(Extracted data entries)
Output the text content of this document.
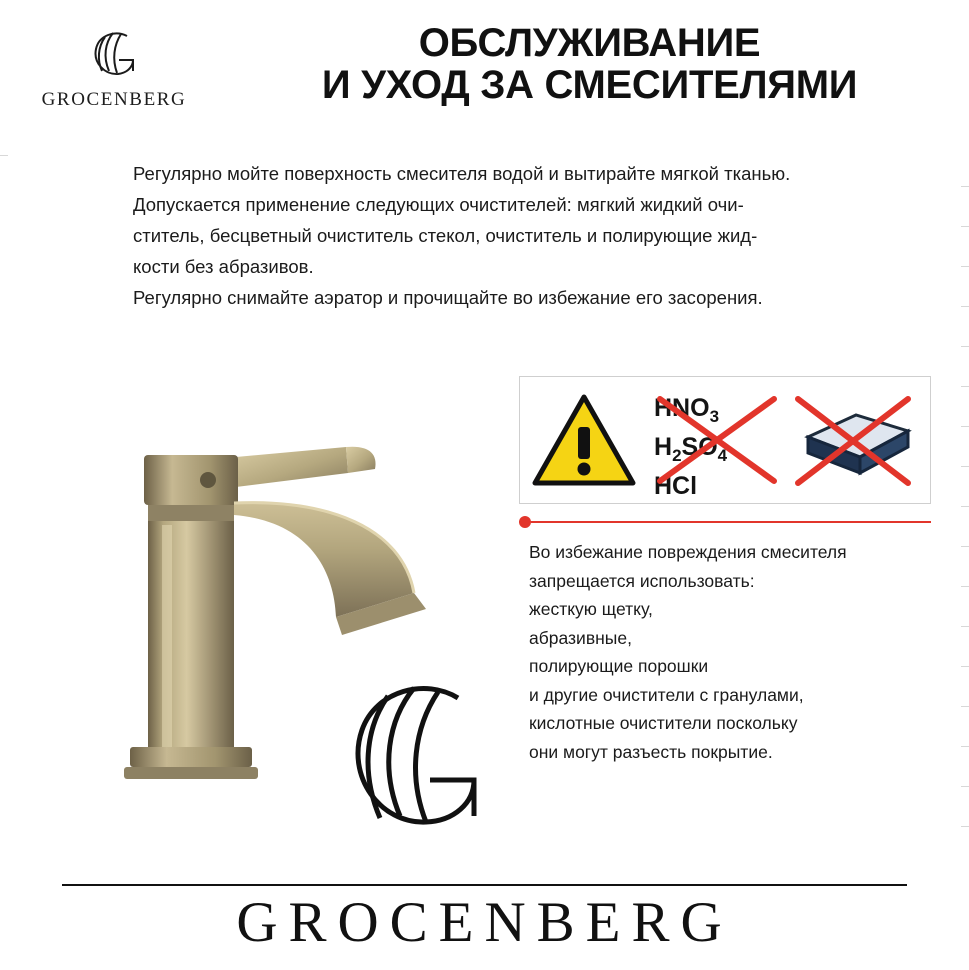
GROCENBERG
ОБСЛУЖИВАНИЕ
И УХОД ЗА СМЕСИТЕЛЯМИ

Регулярно мойте поверхность смесителя водой и вытирайте мягкой тканью.

Допускается применение следующих очистителей: мягкий жидкий очи-

ститель, бесцветный очиститель стекол, очиститель и полирующие жид-

кости без абразивов.

Регулярно снимайте аэратор и прочищайте во избежание его засорения.

$HNO_3$
$H_2SO_4$
HCl

Во избежание повреждения смесителя

запрещается использовать:

жесткую щетку,

абразивные,

полирующие порошки

и другие очистители с гранулами,

кислотные очистители поскольку

они могут разъесть покрытие.

GROCENBERG
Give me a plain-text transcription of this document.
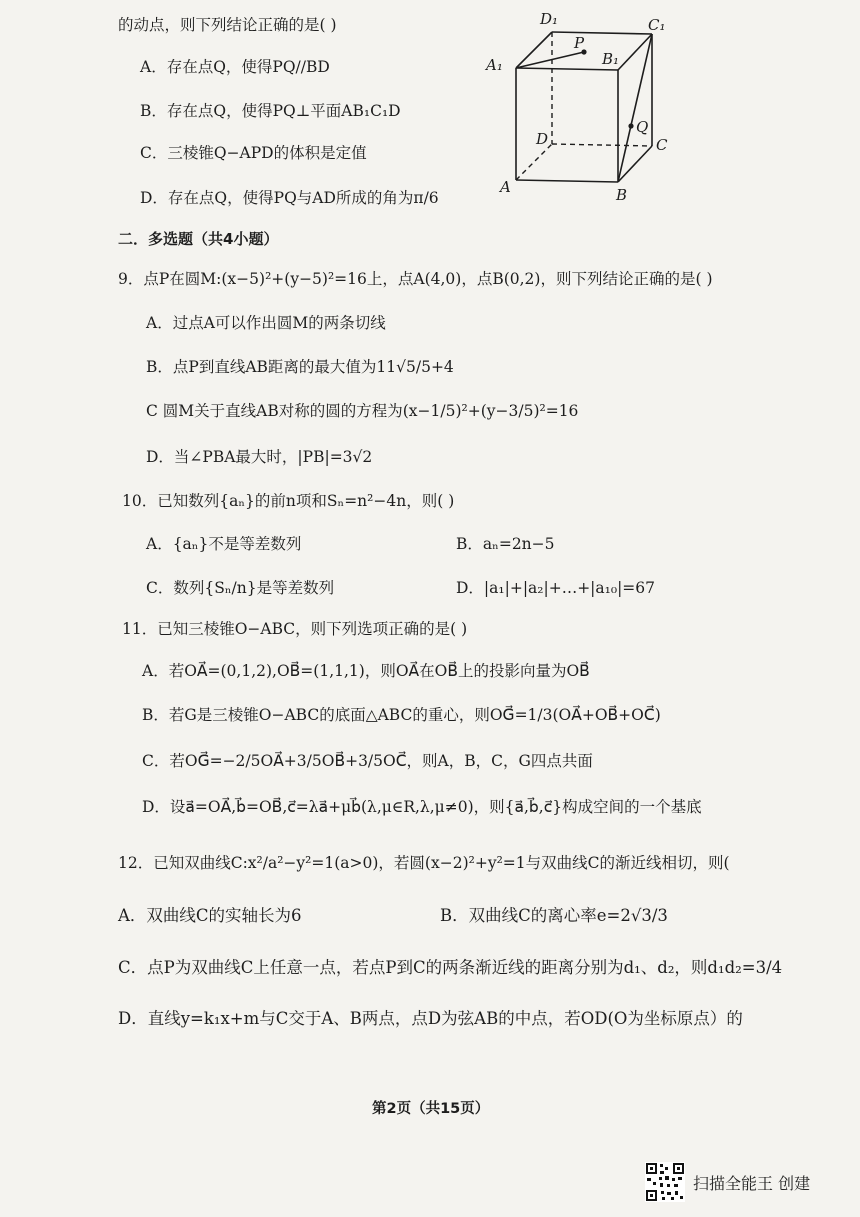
的动点，则下列结论正确的是( )
A．存在点Q，使得PQ//BD
B．存在点Q，使得PQ⊥平面AB₁C₁D
C．三棱锥Q−APD的体积是定值
D．存在点Q，使得PQ与AD所成的角为π/6
D₁	C₁
A₁	B₁
P
Q
D	C
A	B
二．多选题（共4小题）
9．点P在圆M:(x−5)²+(y−5)²=16上，点A(4,0)，点B(0,2)，则下列结论正确的是( )
A．过点A可以作出圆M的两条切线
B．点P到直线AB距离的最大值为11√5/5+4
C 圆M关于直线AB对称的圆的方程为(x−1/5)²+(y−3/5)²=16
D．当∠PBA最大时，|PB|=3√2
10．已知数列{aₙ}的前n项和Sₙ=n²−4n，则( )
A．{aₙ}不是等差数列	B．aₙ=2n−5
C．数列{Sₙ/n}是等差数列	D．|a₁|+|a₂|+…+|a₁₀|=67
11．已知三棱锥O−ABC，则下列选项正确的是( )
A．若OA⃗=(0,1,2),OB⃗=(1,1,1)，则OA⃗在OB⃗上的投影向量为OB⃗
B．若G是三棱锥O−ABC的底面△ABC的重心，则OG⃗=1/3(OA⃗+OB⃗+OC⃗)
C．若OG⃗=−2/5OA⃗+3/5OB⃗+3/5OC⃗，则A，B，C，G四点共面
D．设a⃗=OA⃗,b⃗=OB⃗,c⃗=λa⃗+μb⃗(λ,μ∈R,λ,μ≠0)，则{a⃗,b⃗,c⃗}构成空间的一个基底
12．已知双曲线C:x²/a²−y²=1(a>0)，若圆(x−2)²+y²=1与双曲线C的渐近线相切，则(
A．双曲线C的实轴长为6	B．双曲线C的离心率e=2√3/3
C．点P为双曲线C上任意一点，若点P到C的两条渐近线的距离分别为d₁、d₂，则d₁d₂=3/4
D．直线y=k₁x+m与C交于A、B两点，点D为弦AB的中点，若OD(O为坐标原点）的
第2页（共15页）
扫描全能王 创建
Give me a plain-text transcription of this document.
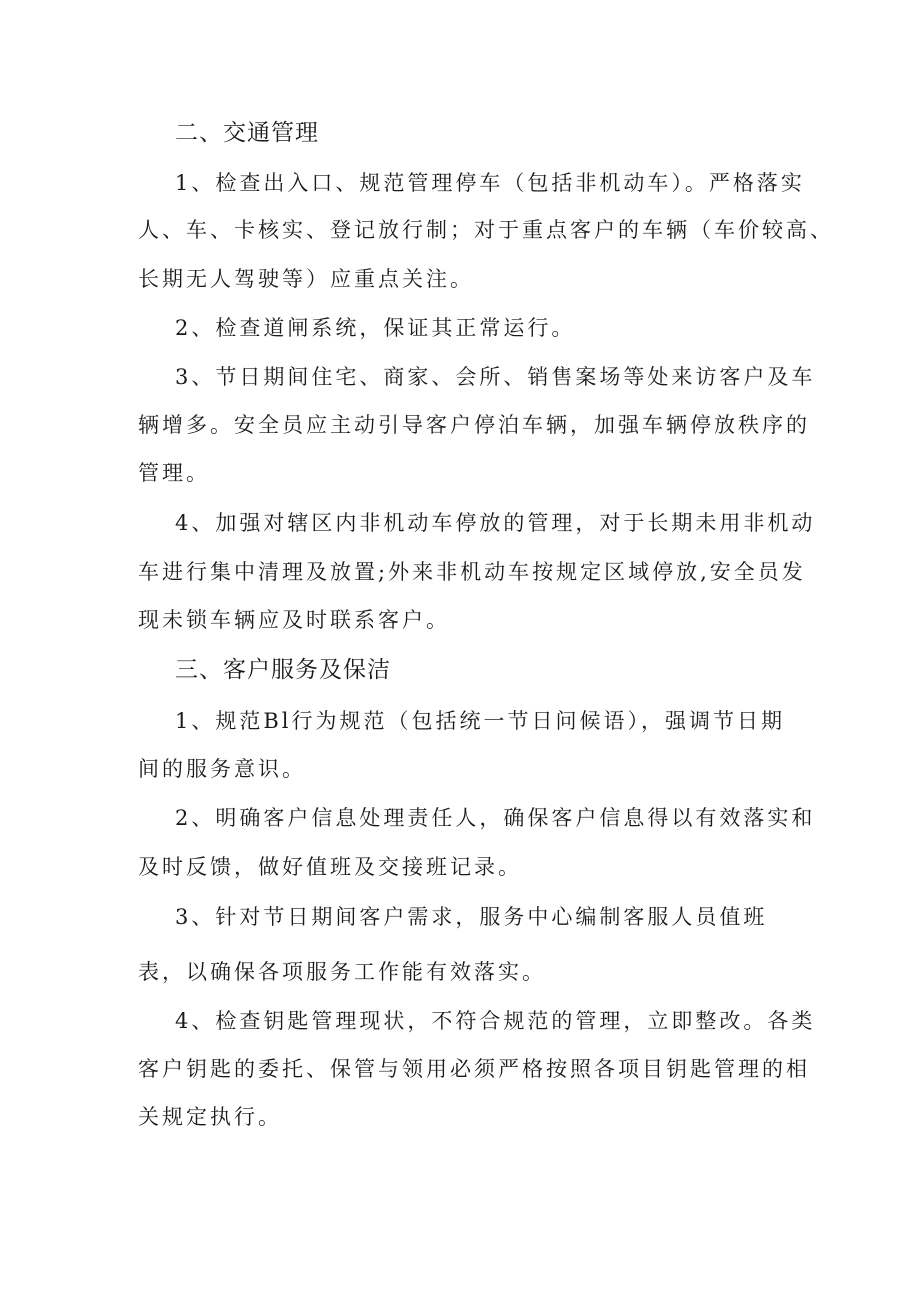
二、交通管理
1、检查出入口、规范管理停车（包括非机动车）。严格落实
人、车、卡核实、登记放行制；对于重点客户的车辆（车价较高、
长期无人驾驶等）应重点关注。
2、检查道闸系统，保证其正常运行。
3、节日期间住宅、商家、会所、销售案场等处来访客户及车
辆增多。安全员应主动引导客户停泊车辆，加强车辆停放秩序的
管理。
4、加强对辖区内非机动车停放的管理，对于长期未用非机动
车进行集中清理及放置;外来非机动车按规定区域停放,安全员发
现未锁车辆应及时联系客户。
三、客户服务及保洁
1、规范Bl行为规范（包括统一节日问候语），强调节日期
间的服务意识。
2、明确客户信息处理责任人，确保客户信息得以有效落实和
及时反馈，做好值班及交接班记录。
3、针对节日期间客户需求，服务中心编制客服人员值班
表，以确保各项服务工作能有效落实。
4、检查钥匙管理现状，不符合规范的管理，立即整改。各类
客户钥匙的委托、保管与领用必须严格按照各项目钥匙管理的相
关规定执行。
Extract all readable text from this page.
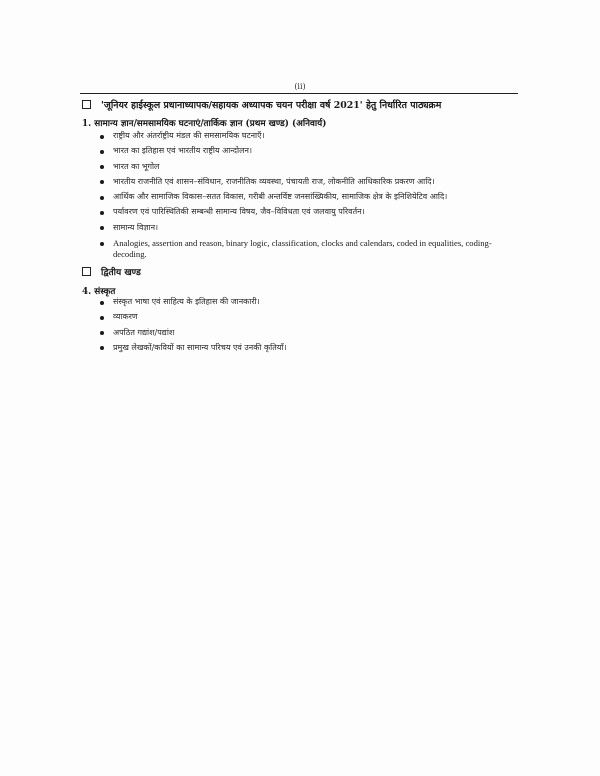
(ii)
'जूनियर हाईस्कूल प्रधानाध्यापक/सहायक अध्यापक चयन परीक्षा वर्ष 2021' हेतु निर्धारित पाठ्यक्रम
1. सामान्य ज्ञान/समसामयिक घटनाएं/तार्किक ज्ञान (प्रथम खण्ड) (अनिवार्य)
राष्ट्रीय और अंतर्राष्ट्रीय मंडल की समसामयिक घटनाएँ।
भारत का इतिहास एवं भारतीय राष्ट्रीय आन्दोलन।
भारत का भूगोल
भारतीय राजनीति एवं शासन–संविधान, राजनीतिक व्यवस्था, पंचायती राज, लोकनीति आधिकारिक प्रकरण आदि।
आर्थिक और सामाजिक विकास–सतत विकास, गरीबी अन्तर्विष्ट जनसांख्यिकीय, सामाजिक क्षेत्र के इनिशियेटिव आदि।
पर्यावरण एवं पारिस्थितिकी सम्बन्धी सामान्य विषय, जैव–विविधता एवं जलवायु परिवर्तन।
सामान्य विज्ञान।
Analogies, assertion and reason, binary logic, classification, clocks and calendars, coded in equalities, coding-decoding.
द्वितीय खण्ड
4. संस्कृत
संस्कृत भाषा एवं साहित्य के इतिहास की जानकारी।
व्याकरण
अपठित गद्यांश/पद्यांश
प्रमुख लेखकों/कवियों का सामान्य परिचय एवं उनकी कृतियाँ।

- [WHAT TO WORK ON]:
State how many lines of the records hold the string "очистители", and nothing else.

- [RESPONSE]:
2